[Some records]
>> begin
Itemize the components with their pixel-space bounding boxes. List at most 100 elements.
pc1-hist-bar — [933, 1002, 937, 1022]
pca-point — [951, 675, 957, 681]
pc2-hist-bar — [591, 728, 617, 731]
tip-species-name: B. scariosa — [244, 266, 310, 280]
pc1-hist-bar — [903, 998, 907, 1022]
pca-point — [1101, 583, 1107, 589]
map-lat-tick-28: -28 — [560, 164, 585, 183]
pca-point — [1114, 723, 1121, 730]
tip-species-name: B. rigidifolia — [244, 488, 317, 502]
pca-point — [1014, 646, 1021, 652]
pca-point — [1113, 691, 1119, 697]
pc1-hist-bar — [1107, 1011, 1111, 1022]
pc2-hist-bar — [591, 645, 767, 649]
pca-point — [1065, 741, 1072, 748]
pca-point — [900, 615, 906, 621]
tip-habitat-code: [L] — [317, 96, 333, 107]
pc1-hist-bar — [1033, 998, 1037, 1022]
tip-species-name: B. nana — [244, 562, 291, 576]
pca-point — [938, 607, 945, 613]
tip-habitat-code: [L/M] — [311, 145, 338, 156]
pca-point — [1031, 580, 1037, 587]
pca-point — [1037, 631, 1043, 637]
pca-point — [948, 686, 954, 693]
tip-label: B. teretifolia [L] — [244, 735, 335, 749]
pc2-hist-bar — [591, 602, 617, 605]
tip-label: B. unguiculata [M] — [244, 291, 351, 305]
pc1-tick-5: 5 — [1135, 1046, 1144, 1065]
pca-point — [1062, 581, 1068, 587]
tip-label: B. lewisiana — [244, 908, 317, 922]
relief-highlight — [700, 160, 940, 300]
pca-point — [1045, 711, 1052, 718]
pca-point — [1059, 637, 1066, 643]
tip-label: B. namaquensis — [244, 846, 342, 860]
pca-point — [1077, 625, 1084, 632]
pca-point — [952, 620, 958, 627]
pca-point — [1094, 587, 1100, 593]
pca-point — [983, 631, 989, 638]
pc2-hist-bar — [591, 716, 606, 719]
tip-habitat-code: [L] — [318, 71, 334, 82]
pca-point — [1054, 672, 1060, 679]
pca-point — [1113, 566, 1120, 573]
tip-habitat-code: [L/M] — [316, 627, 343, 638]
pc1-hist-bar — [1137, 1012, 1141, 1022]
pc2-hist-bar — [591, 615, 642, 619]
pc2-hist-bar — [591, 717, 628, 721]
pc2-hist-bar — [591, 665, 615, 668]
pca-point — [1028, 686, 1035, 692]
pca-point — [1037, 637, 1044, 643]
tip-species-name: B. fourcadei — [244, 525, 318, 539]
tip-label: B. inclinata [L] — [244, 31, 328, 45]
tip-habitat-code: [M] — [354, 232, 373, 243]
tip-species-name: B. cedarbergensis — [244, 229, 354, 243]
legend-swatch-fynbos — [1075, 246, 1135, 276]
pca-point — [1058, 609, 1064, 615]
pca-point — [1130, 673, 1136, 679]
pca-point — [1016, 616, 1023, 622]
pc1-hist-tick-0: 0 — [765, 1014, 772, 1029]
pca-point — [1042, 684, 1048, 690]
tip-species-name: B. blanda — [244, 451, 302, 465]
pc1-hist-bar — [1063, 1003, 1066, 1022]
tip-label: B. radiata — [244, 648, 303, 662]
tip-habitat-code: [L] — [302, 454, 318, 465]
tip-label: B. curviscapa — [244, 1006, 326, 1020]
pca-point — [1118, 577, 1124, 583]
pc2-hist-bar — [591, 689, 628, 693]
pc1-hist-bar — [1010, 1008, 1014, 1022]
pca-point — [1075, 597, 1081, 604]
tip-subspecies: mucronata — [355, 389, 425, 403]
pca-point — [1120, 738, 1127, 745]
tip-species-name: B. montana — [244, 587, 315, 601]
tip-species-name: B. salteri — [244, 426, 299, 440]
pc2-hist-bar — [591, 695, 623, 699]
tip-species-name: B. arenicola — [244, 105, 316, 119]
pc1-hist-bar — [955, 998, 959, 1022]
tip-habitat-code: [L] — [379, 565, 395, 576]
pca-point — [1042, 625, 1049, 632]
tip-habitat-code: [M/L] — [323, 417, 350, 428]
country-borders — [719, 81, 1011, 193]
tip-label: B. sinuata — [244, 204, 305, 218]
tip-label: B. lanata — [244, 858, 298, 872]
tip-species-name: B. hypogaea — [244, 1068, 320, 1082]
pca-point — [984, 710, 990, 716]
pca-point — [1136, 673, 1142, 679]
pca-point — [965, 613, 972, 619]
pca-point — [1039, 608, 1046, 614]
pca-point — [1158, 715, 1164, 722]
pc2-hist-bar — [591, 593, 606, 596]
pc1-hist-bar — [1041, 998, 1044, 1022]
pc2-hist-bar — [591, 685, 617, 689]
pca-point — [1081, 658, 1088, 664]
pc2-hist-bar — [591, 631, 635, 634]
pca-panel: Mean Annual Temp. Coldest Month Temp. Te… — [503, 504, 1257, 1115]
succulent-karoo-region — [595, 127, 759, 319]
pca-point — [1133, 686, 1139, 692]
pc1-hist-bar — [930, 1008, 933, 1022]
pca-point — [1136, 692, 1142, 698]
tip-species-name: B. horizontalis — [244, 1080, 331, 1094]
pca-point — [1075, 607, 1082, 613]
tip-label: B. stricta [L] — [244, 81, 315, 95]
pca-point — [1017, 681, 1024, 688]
>> end
Copy the records above verbatim, line for line.

— PROBLEM SOLUTION —
Itemize the components with their pixel-space bounding boxes. List at most 100 elements.
pc1-hist-bar — [933, 1002, 937, 1022]
pca-point — [951, 675, 957, 681]
pc2-hist-bar — [591, 728, 617, 731]
tip-species-name: B. scariosa — [244, 266, 310, 280]
pc1-hist-bar — [903, 998, 907, 1022]
pca-point — [1101, 583, 1107, 589]
map-lat-tick-28: -28 — [560, 164, 585, 183]
pca-point — [1114, 723, 1121, 730]
tip-species-name: B. rigidifolia — [244, 488, 317, 502]
pca-point — [1014, 646, 1021, 652]
pca-point — [1113, 691, 1119, 697]
pc1-hist-bar — [1107, 1011, 1111, 1022]
pc2-hist-bar — [591, 645, 767, 649]
pca-point — [1065, 741, 1072, 748]
pca-point — [900, 615, 906, 621]
tip-habitat-code: [L] — [317, 96, 333, 107]
pc1-hist-bar — [1033, 998, 1037, 1022]
tip-species-name: B. nana — [244, 562, 291, 576]
pca-point — [938, 607, 945, 613]
tip-habitat-code: [L/M] — [311, 145, 338, 156]
pca-point — [1031, 580, 1037, 587]
pca-point — [1037, 631, 1043, 637]
pca-point — [948, 686, 954, 693]
tip-label: B. teretifolia [L] — [244, 735, 335, 749]
pc2-hist-bar — [591, 602, 617, 605]
tip-label: B. unguiculata [M] — [244, 291, 351, 305]
pc1-tick-5: 5 — [1135, 1046, 1144, 1065]
pca-point — [1062, 581, 1068, 587]
tip-label: B. lewisiana — [244, 908, 317, 922]
relief-highlight — [700, 160, 940, 300]
pca-point — [1045, 711, 1052, 718]
pca-point — [1059, 637, 1066, 643]
tip-label: B. namaquensis — [244, 846, 342, 860]
pca-point — [1077, 625, 1084, 632]
pca-point — [952, 620, 958, 627]
pca-point — [1094, 587, 1100, 593]
pca-point — [983, 631, 989, 638]
pc2-hist-bar — [591, 716, 606, 719]
tip-habitat-code: [L] — [318, 71, 334, 82]
pca-point — [1054, 672, 1060, 679]
pca-point — [1113, 566, 1120, 573]
tip-habitat-code: [L/M] — [316, 627, 343, 638]
pc1-hist-bar — [1137, 1012, 1141, 1022]
pc2-hist-bar — [591, 615, 642, 619]
pc2-hist-bar — [591, 717, 628, 721]
pc2-hist-bar — [591, 665, 615, 668]
pca-point — [1028, 686, 1035, 692]
pca-point — [1037, 637, 1044, 643]
tip-species-name: B. fourcadei — [244, 525, 318, 539]
tip-label: B. inclinata [L] — [244, 31, 328, 45]
tip-habitat-code: [M] — [354, 232, 373, 243]
tip-species-name: B. cedarbergensis — [244, 229, 354, 243]
legend-swatch-fynbos — [1075, 246, 1135, 276]
pca-point — [1058, 609, 1064, 615]
pca-point — [1130, 673, 1136, 679]
pca-point — [1016, 616, 1023, 622]
pc1-hist-tick-0: 0 — [765, 1014, 772, 1029]
pca-point — [1042, 684, 1048, 690]
tip-species-name: B. blanda — [244, 451, 302, 465]
pc1-hist-bar — [1063, 1003, 1066, 1022]
tip-label: B. radiata — [244, 648, 303, 662]
tip-habitat-code: [L] — [302, 454, 318, 465]
tip-label: B. curviscapa — [244, 1006, 326, 1020]
pca-point — [1118, 577, 1124, 583]
pc2-hist-bar — [591, 689, 628, 693]
pc1-hist-bar — [1010, 1008, 1014, 1022]
pca-point — [1075, 597, 1081, 604]
tip-subspecies: mucronata — [355, 389, 425, 403]
pca-point — [1120, 738, 1127, 745]
tip-species-name: B. montana — [244, 587, 315, 601]
tip-species-name: B. salteri — [244, 426, 299, 440]
pc2-hist-bar — [591, 695, 623, 699]
tip-species-name: B. arenicola — [244, 105, 316, 119]
pc1-hist-bar — [955, 998, 959, 1022]
tip-habitat-code: [L] — [379, 565, 395, 576]
pca-point — [1042, 625, 1049, 632]
tip-habitat-code: [M/L] — [323, 417, 350, 428]
country-borders — [719, 81, 1011, 193]
tip-label: B. sinuata — [244, 204, 305, 218]
tip-label: B. lanata — [244, 858, 298, 872]
tip-species-name: B. hypogaea — [244, 1068, 320, 1082]
pca-point — [984, 710, 990, 716]
pca-point — [1136, 673, 1142, 679]
pca-point — [965, 613, 972, 619]
pca-point — [1039, 608, 1046, 614]
pca-point — [1158, 715, 1164, 722]
pc2-hist-bar — [591, 593, 606, 596]
pc1-hist-bar — [1041, 998, 1044, 1022]
pc2-hist-bar — [591, 685, 617, 689]
pca-point — [1081, 658, 1088, 664]
pc2-hist-bar — [591, 631, 635, 634]
pca-panel: Mean Annual Temp. Coldest Month Temp. Te… — [503, 504, 1257, 1115]
succulent-karoo-region — [595, 127, 759, 319]
pca-point — [1133, 686, 1139, 692]
pc1-hist-bar — [930, 1008, 933, 1022]
pca-point — [1136, 692, 1142, 698]
tip-species-name: B. horizontalis — [244, 1080, 331, 1094]
pca-point — [1075, 607, 1082, 613]
tip-label: B. stricta [L] — [244, 81, 315, 95]
pca-point — [1017, 681, 1024, 688]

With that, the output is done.